TASK DESCRIPTION:
Each line of the material below should be reproduced exactly.

MATERIAL:
+ + + + +

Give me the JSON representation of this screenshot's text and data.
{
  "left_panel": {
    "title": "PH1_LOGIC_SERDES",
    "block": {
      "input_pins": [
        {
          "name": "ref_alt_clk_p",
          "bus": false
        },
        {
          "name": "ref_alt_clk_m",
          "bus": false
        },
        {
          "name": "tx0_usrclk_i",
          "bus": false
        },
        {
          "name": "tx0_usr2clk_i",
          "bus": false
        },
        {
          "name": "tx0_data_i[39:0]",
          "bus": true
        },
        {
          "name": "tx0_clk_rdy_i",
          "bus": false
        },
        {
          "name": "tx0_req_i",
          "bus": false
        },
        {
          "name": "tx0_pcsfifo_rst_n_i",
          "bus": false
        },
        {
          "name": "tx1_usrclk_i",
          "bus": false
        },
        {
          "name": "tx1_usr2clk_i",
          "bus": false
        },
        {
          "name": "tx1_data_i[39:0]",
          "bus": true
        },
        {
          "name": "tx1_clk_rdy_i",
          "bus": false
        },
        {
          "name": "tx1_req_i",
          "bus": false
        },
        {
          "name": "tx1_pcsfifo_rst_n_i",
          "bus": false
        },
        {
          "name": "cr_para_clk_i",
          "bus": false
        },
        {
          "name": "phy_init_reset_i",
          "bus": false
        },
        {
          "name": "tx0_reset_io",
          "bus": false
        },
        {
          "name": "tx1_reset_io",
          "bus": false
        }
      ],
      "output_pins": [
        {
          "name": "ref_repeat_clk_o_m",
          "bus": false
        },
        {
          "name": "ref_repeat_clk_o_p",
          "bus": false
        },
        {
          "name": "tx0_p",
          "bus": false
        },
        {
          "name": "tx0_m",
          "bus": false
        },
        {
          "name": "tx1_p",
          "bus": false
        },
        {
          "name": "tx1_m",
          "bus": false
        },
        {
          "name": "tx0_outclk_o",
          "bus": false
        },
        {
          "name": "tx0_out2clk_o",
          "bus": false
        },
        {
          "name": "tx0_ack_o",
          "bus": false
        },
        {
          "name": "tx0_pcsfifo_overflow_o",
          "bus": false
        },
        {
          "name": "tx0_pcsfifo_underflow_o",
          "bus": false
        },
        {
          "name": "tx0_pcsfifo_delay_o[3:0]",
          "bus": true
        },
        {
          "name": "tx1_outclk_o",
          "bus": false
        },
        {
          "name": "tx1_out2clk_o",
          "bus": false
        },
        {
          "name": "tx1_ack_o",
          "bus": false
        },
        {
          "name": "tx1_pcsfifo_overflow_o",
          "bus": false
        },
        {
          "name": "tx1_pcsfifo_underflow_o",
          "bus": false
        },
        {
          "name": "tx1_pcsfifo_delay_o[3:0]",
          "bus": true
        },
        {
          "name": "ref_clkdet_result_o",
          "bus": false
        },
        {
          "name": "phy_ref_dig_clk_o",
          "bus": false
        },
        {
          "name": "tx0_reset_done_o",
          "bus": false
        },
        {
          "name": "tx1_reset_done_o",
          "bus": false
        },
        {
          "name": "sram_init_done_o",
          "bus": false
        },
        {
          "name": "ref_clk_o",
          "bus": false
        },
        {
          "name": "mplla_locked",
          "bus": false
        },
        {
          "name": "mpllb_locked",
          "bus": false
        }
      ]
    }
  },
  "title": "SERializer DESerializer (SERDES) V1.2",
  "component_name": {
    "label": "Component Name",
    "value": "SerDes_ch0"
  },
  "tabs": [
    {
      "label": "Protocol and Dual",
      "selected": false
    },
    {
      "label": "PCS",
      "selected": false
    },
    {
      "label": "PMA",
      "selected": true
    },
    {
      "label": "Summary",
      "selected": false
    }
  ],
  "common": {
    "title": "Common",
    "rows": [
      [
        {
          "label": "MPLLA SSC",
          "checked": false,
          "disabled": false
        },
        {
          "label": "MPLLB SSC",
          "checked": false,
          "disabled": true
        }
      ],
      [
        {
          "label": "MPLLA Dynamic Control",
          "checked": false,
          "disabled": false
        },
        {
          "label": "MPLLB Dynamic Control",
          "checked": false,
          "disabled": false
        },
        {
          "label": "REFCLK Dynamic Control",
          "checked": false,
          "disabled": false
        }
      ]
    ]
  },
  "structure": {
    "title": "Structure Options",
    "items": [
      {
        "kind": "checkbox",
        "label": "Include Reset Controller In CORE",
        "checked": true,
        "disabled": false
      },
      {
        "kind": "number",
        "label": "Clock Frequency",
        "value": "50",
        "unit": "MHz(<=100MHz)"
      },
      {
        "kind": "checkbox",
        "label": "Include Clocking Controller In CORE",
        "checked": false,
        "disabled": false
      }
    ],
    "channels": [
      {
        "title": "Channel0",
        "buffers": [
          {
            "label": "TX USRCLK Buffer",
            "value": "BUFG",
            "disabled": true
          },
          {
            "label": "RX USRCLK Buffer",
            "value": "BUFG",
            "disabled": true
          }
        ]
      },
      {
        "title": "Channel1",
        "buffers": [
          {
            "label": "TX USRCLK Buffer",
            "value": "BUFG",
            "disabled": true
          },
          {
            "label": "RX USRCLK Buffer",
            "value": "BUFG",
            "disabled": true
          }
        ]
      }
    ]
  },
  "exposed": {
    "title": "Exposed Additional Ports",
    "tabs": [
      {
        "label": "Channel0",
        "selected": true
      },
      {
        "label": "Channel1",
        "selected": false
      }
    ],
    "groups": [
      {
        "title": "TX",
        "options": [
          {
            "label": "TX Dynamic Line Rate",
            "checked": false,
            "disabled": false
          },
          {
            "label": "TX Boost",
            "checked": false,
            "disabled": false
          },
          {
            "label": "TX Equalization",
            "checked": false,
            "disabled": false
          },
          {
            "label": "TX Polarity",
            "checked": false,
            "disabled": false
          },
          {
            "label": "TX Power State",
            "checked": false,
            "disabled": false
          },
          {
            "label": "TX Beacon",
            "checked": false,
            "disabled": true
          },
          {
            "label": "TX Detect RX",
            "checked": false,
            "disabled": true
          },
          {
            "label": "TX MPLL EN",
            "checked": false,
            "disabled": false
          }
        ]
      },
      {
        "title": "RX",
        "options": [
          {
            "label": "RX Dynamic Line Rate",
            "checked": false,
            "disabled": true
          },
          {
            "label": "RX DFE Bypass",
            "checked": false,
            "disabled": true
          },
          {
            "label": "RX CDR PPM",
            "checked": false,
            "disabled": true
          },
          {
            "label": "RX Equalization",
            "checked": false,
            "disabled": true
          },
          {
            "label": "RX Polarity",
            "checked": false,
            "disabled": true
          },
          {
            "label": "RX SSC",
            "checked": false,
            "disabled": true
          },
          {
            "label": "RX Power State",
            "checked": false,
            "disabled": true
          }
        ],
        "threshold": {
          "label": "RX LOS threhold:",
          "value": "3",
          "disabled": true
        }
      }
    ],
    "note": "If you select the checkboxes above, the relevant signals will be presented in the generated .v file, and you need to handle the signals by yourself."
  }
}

+ + + + +

RESULT:
Give me the JSON representation of this screenshot's text and data.
{
  "left_panel": {
    "title": "PH1_LOGIC_SERDES",
    "block": {
      "input_pins": [
        {
          "name": "ref_alt_clk_p",
          "bus": false
        },
        {
          "name": "ref_alt_clk_m",
          "bus": false
        },
        {
          "name": "tx0_usrclk_i",
          "bus": false
        },
        {
          "name": "tx0_usr2clk_i",
          "bus": false
        },
        {
          "name": "tx0_data_i[39:0]",
          "bus": true
        },
        {
          "name": "tx0_clk_rdy_i",
          "bus": false
        },
        {
          "name": "tx0_req_i",
          "bus": false
        },
        {
          "name": "tx0_pcsfifo_rst_n_i",
          "bus": false
        },
        {
          "name": "tx1_usrclk_i",
          "bus": false
        },
        {
          "name": "tx1_usr2clk_i",
          "bus": false
        },
        {
          "name": "tx1_data_i[39:0]",
          "bus": true
        },
        {
          "name": "tx1_clk_rdy_i",
          "bus": false
        },
        {
          "name": "tx1_req_i",
          "bus": false
        },
        {
          "name": "tx1_pcsfifo_rst_n_i",
          "bus": false
        },
        {
          "name": "cr_para_clk_i",
          "bus": false
        },
        {
          "name": "phy_init_reset_i",
          "bus": false
        },
        {
          "name": "tx0_reset_io",
          "bus": false
        },
        {
          "name": "tx1_reset_io",
          "bus": false
        }
      ],
      "output_pins": [
        {
          "name": "ref_repeat_clk_o_m",
          "bus": false
        },
        {
          "name": "ref_repeat_clk_o_p",
          "bus": false
        },
        {
          "name": "tx0_p",
          "bus": false
        },
        {
          "name": "tx0_m",
          "bus": false
        },
        {
          "name": "tx1_p",
          "bus": false
        },
        {
          "name": "tx1_m",
          "bus": false
        },
        {
          "name": "tx0_outclk_o",
          "bus": false
        },
        {
          "name": "tx0_out2clk_o",
          "bus": false
        },
        {
          "name": "tx0_ack_o",
          "bus": false
        },
        {
          "name": "tx0_pcsfifo_overflow_o",
          "bus": false
        },
        {
          "name": "tx0_pcsfifo_underflow_o",
          "bus": false
        },
        {
          "name": "tx0_pcsfifo_delay_o[3:0]",
          "bus": true
        },
        {
          "name": "tx1_outclk_o",
          "bus": false
        },
        {
          "name": "tx1_out2clk_o",
          "bus": false
        },
        {
          "name": "tx1_ack_o",
          "bus": false
        },
        {
          "name": "tx1_pcsfifo_overflow_o",
          "bus": false
        },
        {
          "name": "tx1_pcsfifo_underflow_o",
          "bus": false
        },
        {
          "name": "tx1_pcsfifo_delay_o[3:0]",
          "bus": true
        },
        {
          "name": "ref_clkdet_result_o",
          "bus": false
        },
        {
          "name": "phy_ref_dig_clk_o",
          "bus": false
        },
        {
          "name": "tx0_reset_done_o",
          "bus": false
        },
        {
          "name": "tx1_reset_done_o",
          "bus": false
        },
        {
          "name": "sram_init_done_o",
          "bus": false
        },
        {
          "name": "ref_clk_o",
          "bus": false
        },
        {
          "name": "mplla_locked",
          "bus": false
        },
        {
          "name": "mpllb_locked",
          "bus": false
        }
      ]
    }
  },
  "title": "SERializer DESerializer (SERDES) V1.2",
  "component_name": {
    "label": "Component Name",
    "value": "SerDes_ch0"
  },
  "tabs": [
    {
      "label": "Protocol and Dual",
      "selected": false
    },
    {
      "label": "PCS",
      "selected": false
    },
    {
      "label": "PMA",
      "selected": true
    },
    {
      "label": "Summary",
      "selected": false
    }
  ],
  "common": {
    "title": "Common",
    "rows": [
      [
        {
          "label": "MPLLA SSC",
          "checked": false,
          "disabled": false
        },
        {
          "label": "MPLLB SSC",
          "checked": false,
          "disabled": true
        }
      ],
      [
        {
          "label": "MPLLA Dynamic Control",
          "checked": false,
          "disabled": false
        },
        {
          "label": "MPLLB Dynamic Control",
          "checked": false,
          "disabled": false
        },
        {
          "label": "REFCLK Dynamic Control",
          "checked": false,
          "disabled": false
        }
      ]
    ]
  },
  "structure": {
    "title": "Structure Options",
    "items": [
      {
        "kind": "checkbox",
        "label": "Include Reset Controller In CORE",
        "checked": true,
        "disabled": false
      },
      {
        "kind": "number",
        "label": "Clock Frequency",
        "value": "50",
        "unit": "MHz(<=100MHz)"
      },
      {
        "kind": "checkbox",
        "label": "Include Clocking Controller In CORE",
        "checked": false,
        "disabled": false
      }
    ],
    "channels": [
      {
        "title": "Channel0",
        "buffers": [
          {
            "label": "TX USRCLK Buffer",
            "value": "BUFG",
            "disabled": true
          },
          {
            "label": "RX USRCLK Buffer",
            "value": "BUFG",
            "disabled": true
          }
        ]
      },
      {
        "title": "Channel1",
        "buffers": [
          {
            "label": "TX USRCLK Buffer",
            "value": "BUFG",
            "disabled": true
          },
          {
            "label": "RX USRCLK Buffer",
            "value": "BUFG",
            "disabled": true
          }
        ]
      }
    ]
  },
  "exposed": {
    "title": "Exposed Additional Ports",
    "tabs": [
      {
        "label": "Channel0",
        "selected": true
      },
      {
        "label": "Channel1",
        "selected": false
      }
    ],
    "groups": [
      {
        "title": "TX",
        "options": [
          {
            "label": "TX Dynamic Line Rate",
            "checked": false,
            "disabled": false
          },
          {
            "label": "TX Boost",
            "checked": false,
            "disabled": false
          },
          {
            "label": "TX Equalization",
            "checked": false,
            "disabled": false
          },
          {
            "label": "TX Polarity",
            "checked": false,
            "disabled": false
          },
          {
            "label": "TX Power State",
            "checked": false,
            "disabled": false
          },
          {
            "label": "TX Beacon",
            "checked": false,
            "disabled": true
          },
          {
            "label": "TX Detect RX",
            "checked": false,
            "disabled": true
          },
          {
            "label": "TX MPLL EN",
            "checked": false,
            "disabled": false
          }
        ]
      },
      {
        "title": "RX",
        "options": [
          {
            "label": "RX Dynamic Line Rate",
            "checked": false,
            "disabled": true
          },
          {
            "label": "RX DFE Bypass",
            "checked": false,
            "disabled": true
          },
          {
            "label": "RX CDR PPM",
            "checked": false,
            "disabled": true
          },
          {
            "label": "RX Equalization",
            "checked": false,
            "disabled": true
          },
          {
            "label": "RX Polarity",
            "checked": false,
            "disabled": true
          },
          {
            "label": "RX SSC",
            "checked": false,
            "disabled": true
          },
          {
            "label": "RX Power State",
            "checked": false,
            "disabled": true
          }
        ],
        "threshold": {
          "label": "RX LOS threhold:",
          "value": "3",
          "disabled": true
        }
      }
    ],
    "note": "If you select the checkboxes above, the relevant signals will be presented in the generated .v file, and you need to handle the signals by yourself."
  }
}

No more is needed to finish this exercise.